Extracted records:
<<<<
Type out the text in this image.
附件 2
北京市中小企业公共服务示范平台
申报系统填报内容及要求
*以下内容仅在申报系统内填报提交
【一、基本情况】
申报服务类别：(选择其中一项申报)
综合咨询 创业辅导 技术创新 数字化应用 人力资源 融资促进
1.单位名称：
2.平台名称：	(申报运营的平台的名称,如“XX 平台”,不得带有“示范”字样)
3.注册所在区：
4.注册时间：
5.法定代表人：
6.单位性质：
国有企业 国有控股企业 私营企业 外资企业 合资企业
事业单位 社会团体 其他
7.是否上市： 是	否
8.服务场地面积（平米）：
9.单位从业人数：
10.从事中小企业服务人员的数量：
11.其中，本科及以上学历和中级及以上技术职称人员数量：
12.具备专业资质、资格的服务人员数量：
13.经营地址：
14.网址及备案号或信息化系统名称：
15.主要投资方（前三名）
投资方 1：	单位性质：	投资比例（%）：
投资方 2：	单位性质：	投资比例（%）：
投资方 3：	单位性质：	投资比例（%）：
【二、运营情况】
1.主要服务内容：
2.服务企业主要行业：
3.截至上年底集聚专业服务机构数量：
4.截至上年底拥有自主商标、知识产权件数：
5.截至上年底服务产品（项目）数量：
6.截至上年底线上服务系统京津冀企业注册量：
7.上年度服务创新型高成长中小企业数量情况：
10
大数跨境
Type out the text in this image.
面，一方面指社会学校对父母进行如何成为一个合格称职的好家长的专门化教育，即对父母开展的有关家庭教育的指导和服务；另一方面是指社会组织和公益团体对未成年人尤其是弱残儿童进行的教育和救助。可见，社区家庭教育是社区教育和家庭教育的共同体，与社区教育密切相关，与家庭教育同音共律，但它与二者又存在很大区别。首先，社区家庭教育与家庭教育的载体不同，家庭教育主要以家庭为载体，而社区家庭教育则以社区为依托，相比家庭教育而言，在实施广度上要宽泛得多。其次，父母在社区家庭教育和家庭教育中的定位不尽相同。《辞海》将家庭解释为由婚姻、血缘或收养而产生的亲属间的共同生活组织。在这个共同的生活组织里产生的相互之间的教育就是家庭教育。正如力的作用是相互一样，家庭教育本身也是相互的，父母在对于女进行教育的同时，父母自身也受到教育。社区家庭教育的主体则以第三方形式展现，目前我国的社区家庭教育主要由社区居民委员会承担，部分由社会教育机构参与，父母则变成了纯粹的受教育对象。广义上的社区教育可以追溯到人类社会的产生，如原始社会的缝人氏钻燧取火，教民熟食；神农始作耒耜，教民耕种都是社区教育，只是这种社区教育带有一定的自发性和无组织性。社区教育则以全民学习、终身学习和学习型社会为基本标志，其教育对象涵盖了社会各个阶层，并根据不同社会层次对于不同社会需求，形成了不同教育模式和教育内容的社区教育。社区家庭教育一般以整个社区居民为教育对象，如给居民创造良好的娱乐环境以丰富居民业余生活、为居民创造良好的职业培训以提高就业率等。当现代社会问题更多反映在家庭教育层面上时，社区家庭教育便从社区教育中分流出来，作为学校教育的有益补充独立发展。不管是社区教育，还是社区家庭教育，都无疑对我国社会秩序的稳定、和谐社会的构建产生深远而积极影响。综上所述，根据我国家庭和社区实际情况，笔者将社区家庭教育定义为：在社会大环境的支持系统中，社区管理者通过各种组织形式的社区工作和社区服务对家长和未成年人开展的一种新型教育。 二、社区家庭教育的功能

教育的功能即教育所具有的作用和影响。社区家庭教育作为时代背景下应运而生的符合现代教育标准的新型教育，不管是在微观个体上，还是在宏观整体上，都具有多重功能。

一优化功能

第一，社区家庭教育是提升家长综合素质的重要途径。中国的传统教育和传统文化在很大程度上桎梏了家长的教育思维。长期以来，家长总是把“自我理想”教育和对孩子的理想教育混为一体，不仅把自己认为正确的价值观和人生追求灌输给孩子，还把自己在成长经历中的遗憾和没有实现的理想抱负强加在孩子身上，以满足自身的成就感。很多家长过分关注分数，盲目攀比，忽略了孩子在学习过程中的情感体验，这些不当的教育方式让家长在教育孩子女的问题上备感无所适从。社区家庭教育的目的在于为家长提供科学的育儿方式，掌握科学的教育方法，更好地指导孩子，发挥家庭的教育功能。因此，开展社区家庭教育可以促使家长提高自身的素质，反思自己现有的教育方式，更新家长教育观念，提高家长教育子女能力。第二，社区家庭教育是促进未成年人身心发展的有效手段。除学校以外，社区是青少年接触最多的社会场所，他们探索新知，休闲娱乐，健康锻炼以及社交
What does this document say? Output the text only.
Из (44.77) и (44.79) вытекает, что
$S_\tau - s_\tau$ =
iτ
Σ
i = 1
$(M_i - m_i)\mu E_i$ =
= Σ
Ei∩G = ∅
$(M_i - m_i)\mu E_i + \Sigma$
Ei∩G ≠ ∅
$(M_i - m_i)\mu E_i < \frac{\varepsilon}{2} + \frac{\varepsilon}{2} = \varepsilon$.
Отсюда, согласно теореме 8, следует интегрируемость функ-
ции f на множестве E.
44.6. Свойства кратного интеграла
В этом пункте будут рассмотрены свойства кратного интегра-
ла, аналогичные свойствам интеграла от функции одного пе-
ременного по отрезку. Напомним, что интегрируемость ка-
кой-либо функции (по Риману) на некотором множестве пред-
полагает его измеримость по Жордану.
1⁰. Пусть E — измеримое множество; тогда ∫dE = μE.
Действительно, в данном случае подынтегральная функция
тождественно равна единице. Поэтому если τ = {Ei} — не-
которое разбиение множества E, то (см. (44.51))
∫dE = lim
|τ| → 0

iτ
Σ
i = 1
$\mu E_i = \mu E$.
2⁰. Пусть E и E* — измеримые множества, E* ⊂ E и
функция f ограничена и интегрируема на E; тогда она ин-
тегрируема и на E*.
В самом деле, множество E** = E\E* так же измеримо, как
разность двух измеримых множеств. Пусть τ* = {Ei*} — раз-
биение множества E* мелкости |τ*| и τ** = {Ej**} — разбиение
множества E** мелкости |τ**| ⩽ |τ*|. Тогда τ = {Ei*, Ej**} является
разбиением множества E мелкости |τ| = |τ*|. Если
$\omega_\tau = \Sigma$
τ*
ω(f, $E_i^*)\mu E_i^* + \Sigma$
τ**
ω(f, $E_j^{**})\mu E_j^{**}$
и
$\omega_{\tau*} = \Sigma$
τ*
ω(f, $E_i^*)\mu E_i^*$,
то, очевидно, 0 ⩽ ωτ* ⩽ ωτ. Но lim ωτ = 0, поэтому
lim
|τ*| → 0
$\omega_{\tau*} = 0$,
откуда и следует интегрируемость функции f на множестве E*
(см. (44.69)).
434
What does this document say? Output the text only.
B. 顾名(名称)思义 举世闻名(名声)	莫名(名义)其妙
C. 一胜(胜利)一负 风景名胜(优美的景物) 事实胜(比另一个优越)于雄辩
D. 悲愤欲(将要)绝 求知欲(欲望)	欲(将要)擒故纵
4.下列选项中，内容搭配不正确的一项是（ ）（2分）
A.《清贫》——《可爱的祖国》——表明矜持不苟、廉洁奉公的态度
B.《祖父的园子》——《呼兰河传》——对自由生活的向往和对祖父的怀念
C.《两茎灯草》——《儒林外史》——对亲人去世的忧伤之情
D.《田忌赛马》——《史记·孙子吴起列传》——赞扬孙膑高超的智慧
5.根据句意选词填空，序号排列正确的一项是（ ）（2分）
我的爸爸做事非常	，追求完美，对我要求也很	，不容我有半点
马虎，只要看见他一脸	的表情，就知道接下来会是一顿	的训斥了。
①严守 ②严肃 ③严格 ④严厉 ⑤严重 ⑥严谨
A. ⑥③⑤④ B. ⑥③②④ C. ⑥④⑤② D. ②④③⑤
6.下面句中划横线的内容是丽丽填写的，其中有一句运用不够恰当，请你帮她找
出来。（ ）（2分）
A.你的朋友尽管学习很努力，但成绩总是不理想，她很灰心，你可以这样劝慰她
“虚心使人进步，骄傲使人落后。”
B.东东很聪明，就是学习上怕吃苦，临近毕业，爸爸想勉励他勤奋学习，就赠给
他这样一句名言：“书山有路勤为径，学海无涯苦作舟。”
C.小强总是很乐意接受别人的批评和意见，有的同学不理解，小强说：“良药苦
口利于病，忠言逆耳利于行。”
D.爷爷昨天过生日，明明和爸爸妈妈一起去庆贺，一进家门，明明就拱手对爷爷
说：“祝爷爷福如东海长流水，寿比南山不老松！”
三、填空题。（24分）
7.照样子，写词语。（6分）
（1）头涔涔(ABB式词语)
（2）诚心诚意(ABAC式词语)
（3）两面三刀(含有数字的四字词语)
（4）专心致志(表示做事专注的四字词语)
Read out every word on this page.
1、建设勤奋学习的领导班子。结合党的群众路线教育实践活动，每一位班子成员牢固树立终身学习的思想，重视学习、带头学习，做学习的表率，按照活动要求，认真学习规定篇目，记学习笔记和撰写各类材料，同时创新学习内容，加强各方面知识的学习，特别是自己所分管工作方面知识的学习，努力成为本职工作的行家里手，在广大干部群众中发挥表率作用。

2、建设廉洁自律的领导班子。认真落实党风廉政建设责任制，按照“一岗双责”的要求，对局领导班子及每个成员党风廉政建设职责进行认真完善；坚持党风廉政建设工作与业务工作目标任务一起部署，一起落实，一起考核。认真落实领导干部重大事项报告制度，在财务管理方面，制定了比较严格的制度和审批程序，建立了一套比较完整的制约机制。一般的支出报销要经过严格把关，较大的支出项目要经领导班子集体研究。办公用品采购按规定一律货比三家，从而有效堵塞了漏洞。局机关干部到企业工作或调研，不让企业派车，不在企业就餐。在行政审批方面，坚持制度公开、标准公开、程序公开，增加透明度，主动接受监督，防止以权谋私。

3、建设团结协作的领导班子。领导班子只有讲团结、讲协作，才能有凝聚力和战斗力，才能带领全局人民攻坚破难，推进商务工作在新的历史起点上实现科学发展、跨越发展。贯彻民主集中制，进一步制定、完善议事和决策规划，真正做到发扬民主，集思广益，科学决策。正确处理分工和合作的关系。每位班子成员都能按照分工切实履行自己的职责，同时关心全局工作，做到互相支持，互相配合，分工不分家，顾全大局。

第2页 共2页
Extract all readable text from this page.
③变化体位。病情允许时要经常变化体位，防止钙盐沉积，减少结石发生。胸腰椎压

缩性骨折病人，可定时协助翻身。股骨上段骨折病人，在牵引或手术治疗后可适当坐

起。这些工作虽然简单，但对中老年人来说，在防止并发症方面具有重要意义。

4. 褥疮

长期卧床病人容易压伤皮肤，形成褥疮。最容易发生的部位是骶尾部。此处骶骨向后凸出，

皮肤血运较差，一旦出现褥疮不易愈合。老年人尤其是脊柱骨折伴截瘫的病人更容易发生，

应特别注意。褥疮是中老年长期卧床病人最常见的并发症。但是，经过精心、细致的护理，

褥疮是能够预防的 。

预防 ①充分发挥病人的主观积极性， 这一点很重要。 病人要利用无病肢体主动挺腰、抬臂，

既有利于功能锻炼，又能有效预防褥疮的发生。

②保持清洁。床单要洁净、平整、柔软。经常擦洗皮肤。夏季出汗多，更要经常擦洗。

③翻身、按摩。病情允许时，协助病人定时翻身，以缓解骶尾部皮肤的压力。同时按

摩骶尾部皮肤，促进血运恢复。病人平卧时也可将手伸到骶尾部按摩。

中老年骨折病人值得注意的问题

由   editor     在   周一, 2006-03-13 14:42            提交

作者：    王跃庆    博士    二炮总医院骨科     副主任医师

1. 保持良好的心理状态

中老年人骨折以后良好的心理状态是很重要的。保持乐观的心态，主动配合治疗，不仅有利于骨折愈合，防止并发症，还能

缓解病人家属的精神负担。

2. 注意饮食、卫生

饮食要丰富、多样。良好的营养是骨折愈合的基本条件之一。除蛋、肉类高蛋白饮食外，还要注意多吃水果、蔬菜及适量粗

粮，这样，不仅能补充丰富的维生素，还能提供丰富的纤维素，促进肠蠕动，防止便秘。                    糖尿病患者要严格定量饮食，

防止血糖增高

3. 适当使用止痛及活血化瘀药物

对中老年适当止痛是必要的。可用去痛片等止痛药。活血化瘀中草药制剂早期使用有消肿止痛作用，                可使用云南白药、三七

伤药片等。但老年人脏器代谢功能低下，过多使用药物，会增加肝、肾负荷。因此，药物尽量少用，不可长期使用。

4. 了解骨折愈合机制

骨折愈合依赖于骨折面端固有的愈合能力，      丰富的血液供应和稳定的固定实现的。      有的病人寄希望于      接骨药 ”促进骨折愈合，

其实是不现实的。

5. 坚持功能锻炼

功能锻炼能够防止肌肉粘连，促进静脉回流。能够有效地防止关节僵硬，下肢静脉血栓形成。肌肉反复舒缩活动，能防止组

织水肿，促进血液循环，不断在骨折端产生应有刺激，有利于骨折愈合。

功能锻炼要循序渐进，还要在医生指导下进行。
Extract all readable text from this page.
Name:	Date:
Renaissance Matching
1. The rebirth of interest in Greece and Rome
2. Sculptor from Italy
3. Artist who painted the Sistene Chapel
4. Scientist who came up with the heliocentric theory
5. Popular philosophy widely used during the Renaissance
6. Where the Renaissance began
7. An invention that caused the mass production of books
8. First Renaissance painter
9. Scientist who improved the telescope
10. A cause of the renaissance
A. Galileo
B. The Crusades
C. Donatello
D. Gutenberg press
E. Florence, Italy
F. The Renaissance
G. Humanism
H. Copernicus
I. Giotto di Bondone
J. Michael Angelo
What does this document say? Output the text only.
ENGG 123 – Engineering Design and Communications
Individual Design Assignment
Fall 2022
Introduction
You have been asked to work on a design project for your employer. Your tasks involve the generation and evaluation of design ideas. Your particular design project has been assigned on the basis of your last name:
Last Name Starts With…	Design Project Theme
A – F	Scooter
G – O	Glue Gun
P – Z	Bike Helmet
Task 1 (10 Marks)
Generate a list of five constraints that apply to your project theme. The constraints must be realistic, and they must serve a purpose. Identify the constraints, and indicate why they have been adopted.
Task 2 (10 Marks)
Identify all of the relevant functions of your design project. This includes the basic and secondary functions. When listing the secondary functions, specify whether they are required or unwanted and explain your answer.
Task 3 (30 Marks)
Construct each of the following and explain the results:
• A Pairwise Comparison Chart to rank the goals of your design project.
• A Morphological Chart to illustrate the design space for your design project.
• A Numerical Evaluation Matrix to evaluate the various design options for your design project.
>>>>
GIVEN PROBLEM:
Only a number is wanted: how many lines contain "интегрируемость"?

PROBLEM SOLUTION:
3